WHAT IS NEEDED -
Give the data below again, word for word.

RECORDED DATA -
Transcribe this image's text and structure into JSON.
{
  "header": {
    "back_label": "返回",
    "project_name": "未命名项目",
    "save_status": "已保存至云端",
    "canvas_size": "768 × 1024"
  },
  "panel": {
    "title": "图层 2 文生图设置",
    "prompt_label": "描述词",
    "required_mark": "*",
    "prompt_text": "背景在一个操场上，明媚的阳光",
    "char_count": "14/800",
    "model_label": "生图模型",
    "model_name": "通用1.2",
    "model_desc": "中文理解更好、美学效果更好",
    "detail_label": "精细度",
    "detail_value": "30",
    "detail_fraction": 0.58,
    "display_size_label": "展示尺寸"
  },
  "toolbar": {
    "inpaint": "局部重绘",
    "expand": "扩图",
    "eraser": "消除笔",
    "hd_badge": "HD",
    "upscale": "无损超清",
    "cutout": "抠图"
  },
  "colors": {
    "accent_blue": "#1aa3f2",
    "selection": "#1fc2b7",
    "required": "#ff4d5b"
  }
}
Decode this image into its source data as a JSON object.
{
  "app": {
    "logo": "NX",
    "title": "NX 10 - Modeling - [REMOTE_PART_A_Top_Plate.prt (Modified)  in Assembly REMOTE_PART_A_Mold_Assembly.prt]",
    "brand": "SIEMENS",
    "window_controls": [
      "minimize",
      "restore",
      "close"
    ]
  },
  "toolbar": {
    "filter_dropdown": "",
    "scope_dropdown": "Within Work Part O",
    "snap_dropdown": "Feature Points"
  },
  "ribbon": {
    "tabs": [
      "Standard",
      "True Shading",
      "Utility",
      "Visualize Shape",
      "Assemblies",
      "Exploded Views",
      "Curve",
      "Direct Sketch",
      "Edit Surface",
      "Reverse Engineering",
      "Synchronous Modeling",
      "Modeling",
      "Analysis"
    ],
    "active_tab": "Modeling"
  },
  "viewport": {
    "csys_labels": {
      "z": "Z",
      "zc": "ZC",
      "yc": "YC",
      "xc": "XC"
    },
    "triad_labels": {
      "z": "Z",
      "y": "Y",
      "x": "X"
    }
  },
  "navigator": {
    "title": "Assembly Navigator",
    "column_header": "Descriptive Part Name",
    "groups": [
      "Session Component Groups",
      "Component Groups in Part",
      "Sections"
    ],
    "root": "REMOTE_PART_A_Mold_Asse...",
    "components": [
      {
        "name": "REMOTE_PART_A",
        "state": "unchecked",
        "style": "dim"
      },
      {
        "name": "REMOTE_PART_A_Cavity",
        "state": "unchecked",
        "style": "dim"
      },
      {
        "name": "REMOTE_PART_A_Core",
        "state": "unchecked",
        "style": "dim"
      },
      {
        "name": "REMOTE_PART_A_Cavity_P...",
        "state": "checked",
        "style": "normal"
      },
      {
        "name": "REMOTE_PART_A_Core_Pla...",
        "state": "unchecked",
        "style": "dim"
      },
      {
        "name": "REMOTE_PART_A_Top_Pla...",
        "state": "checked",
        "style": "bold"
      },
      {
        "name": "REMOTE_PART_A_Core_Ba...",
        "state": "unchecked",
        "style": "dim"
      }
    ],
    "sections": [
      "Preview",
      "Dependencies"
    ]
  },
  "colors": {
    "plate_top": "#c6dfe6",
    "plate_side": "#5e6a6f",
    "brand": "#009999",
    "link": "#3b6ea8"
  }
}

EXERCISE SOLUTION -
Transcribe this image's text and structure into JSON.
{
  "header": {
    "back_label": "返回",
    "project_name": "未命名项目",
    "save_status": "已保存至云端",
    "canvas_size": "768 × 1024"
  },
  "panel": {
    "title": "图层 2 文生图设置",
    "prompt_label": "描述词",
    "required_mark": "*",
    "prompt_text": "背景在一个操场上，明媚的阳光",
    "char_count": "14/800",
    "model_label": "生图模型",
    "model_name": "通用1.2",
    "model_desc": "中文理解更好、美学效果更好",
    "detail_label": "精细度",
    "detail_value": "30",
    "detail_fraction": 0.58,
    "display_size_label": "展示尺寸"
  },
  "toolbar": {
    "inpaint": "局部重绘",
    "expand": "扩图",
    "eraser": "消除笔",
    "hd_badge": "HD",
    "upscale": "无损超清",
    "cutout": "抠图"
  },
  "colors": {
    "accent_blue": "#1aa3f2",
    "selection": "#1fc2b7",
    "required": "#ff4d5b"
  }
}
Decode this image into its source data as a JSON object.
{
  "app": {
    "logo": "NX",
    "title": "NX 10 - Modeling - [REMOTE_PART_A_Top_Plate.prt (Modified)  in Assembly REMOTE_PART_A_Mold_Assembly.prt]",
    "brand": "SIEMENS",
    "window_controls": [
      "minimize",
      "restore",
      "close"
    ]
  },
  "toolbar": {
    "filter_dropdown": "",
    "scope_dropdown": "Within Work Part O",
    "snap_dropdown": "Feature Points"
  },
  "ribbon": {
    "tabs": [
      "Standard",
      "True Shading",
      "Utility",
      "Visualize Shape",
      "Assemblies",
      "Exploded Views",
      "Curve",
      "Direct Sketch",
      "Edit Surface",
      "Reverse Engineering",
      "Synchronous Modeling",
      "Modeling",
      "Analysis"
    ],
    "active_tab": "Modeling"
  },
  "viewport": {
    "csys_labels": {
      "z": "Z",
      "zc": "ZC",
      "yc": "YC",
      "xc": "XC"
    },
    "triad_labels": {
      "z": "Z",
      "y": "Y",
      "x": "X"
    }
  },
  "navigator": {
    "title": "Assembly Navigator",
    "column_header": "Descriptive Part Name",
    "groups": [
      "Session Component Groups",
      "Component Groups in Part",
      "Sections"
    ],
    "root": "REMOTE_PART_A_Mold_Asse...",
    "components": [
      {
        "name": "REMOTE_PART_A",
        "state": "unchecked",
        "style": "dim"
      },
      {
        "name": "REMOTE_PART_A_Cavity",
        "state": "unchecked",
        "style": "dim"
      },
      {
        "name": "REMOTE_PART_A_Core",
        "state": "unchecked",
        "style": "dim"
      },
      {
        "name": "REMOTE_PART_A_Cavity_P...",
        "state": "checked",
        "style": "normal"
      },
      {
        "name": "REMOTE_PART_A_Core_Pla...",
        "state": "unchecked",
        "style": "dim"
      },
      {
        "name": "REMOTE_PART_A_Top_Pla...",
        "state": "checked",
        "style": "bold"
      },
      {
        "name": "REMOTE_PART_A_Core_Ba...",
        "state": "unchecked",
        "style": "dim"
      }
    ],
    "sections": [
      "Preview",
      "Dependencies"
    ]
  },
  "colors": {
    "plate_top": "#c6dfe6",
    "plate_side": "#5e6a6f",
    "brand": "#009999",
    "link": "#3b6ea8"
  }
}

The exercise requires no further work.